GOAL OF THE EXERCISE
Please repeat all of the listing exactly.

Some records
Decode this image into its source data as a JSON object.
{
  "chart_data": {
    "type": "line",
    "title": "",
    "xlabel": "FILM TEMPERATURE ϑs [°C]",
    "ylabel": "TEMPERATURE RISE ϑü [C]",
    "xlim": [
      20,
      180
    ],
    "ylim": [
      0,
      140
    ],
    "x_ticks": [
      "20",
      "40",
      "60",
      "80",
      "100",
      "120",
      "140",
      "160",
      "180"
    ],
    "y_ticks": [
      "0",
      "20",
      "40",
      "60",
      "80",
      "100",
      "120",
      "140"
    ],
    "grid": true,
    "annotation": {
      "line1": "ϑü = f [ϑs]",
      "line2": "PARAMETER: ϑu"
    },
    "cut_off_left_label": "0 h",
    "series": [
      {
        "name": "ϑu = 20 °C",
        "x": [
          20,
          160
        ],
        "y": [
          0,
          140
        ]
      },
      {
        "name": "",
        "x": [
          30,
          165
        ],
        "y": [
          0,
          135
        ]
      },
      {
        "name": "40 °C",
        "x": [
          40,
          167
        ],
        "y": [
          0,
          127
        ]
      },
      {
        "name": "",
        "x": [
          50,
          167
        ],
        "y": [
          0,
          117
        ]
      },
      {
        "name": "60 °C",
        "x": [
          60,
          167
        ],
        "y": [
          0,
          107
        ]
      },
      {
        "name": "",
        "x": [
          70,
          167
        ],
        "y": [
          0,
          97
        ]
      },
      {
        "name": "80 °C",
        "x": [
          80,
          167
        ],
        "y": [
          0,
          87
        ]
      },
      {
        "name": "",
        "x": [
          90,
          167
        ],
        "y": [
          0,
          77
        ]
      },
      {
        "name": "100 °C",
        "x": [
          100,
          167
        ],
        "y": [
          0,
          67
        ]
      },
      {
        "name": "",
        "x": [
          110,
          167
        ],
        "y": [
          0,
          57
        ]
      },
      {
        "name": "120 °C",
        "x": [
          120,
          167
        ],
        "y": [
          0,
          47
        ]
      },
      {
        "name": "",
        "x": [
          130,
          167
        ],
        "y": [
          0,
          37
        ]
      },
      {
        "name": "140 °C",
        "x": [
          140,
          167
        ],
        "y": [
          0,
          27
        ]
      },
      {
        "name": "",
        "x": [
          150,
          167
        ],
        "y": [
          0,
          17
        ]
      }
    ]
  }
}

RESPONSE
Decode this image into its source data as a JSON object.
{
  "chart_data": {
    "type": "line",
    "title": "",
    "xlabel": "FILM TEMPERATURE ϑs [°C]",
    "ylabel": "TEMPERATURE RISE ϑü [C]",
    "xlim": [
      20,
      180
    ],
    "ylim": [
      0,
      140
    ],
    "x_ticks": [
      "20",
      "40",
      "60",
      "80",
      "100",
      "120",
      "140",
      "160",
      "180"
    ],
    "y_ticks": [
      "0",
      "20",
      "40",
      "60",
      "80",
      "100",
      "120",
      "140"
    ],
    "grid": true,
    "annotation": {
      "line1": "ϑü = f [ϑs]",
      "line2": "PARAMETER: ϑu"
    },
    "cut_off_left_label": "0 h",
    "series": [
      {
        "name": "ϑu = 20 °C",
        "x": [
          20,
          160
        ],
        "y": [
          0,
          140
        ]
      },
      {
        "name": "",
        "x": [
          30,
          165
        ],
        "y": [
          0,
          135
        ]
      },
      {
        "name": "40 °C",
        "x": [
          40,
          167
        ],
        "y": [
          0,
          127
        ]
      },
      {
        "name": "",
        "x": [
          50,
          167
        ],
        "y": [
          0,
          117
        ]
      },
      {
        "name": "60 °C",
        "x": [
          60,
          167
        ],
        "y": [
          0,
          107
        ]
      },
      {
        "name": "",
        "x": [
          70,
          167
        ],
        "y": [
          0,
          97
        ]
      },
      {
        "name": "80 °C",
        "x": [
          80,
          167
        ],
        "y": [
          0,
          87
        ]
      },
      {
        "name": "",
        "x": [
          90,
          167
        ],
        "y": [
          0,
          77
        ]
      },
      {
        "name": "100 °C",
        "x": [
          100,
          167
        ],
        "y": [
          0,
          67
        ]
      },
      {
        "name": "",
        "x": [
          110,
          167
        ],
        "y": [
          0,
          57
        ]
      },
      {
        "name": "120 °C",
        "x": [
          120,
          167
        ],
        "y": [
          0,
          47
        ]
      },
      {
        "name": "",
        "x": [
          130,
          167
        ],
        "y": [
          0,
          37
        ]
      },
      {
        "name": "140 °C",
        "x": [
          140,
          167
        ],
        "y": [
          0,
          27
        ]
      },
      {
        "name": "",
        "x": [
          150,
          167
        ],
        "y": [
          0,
          17
        ]
      }
    ]
  }
}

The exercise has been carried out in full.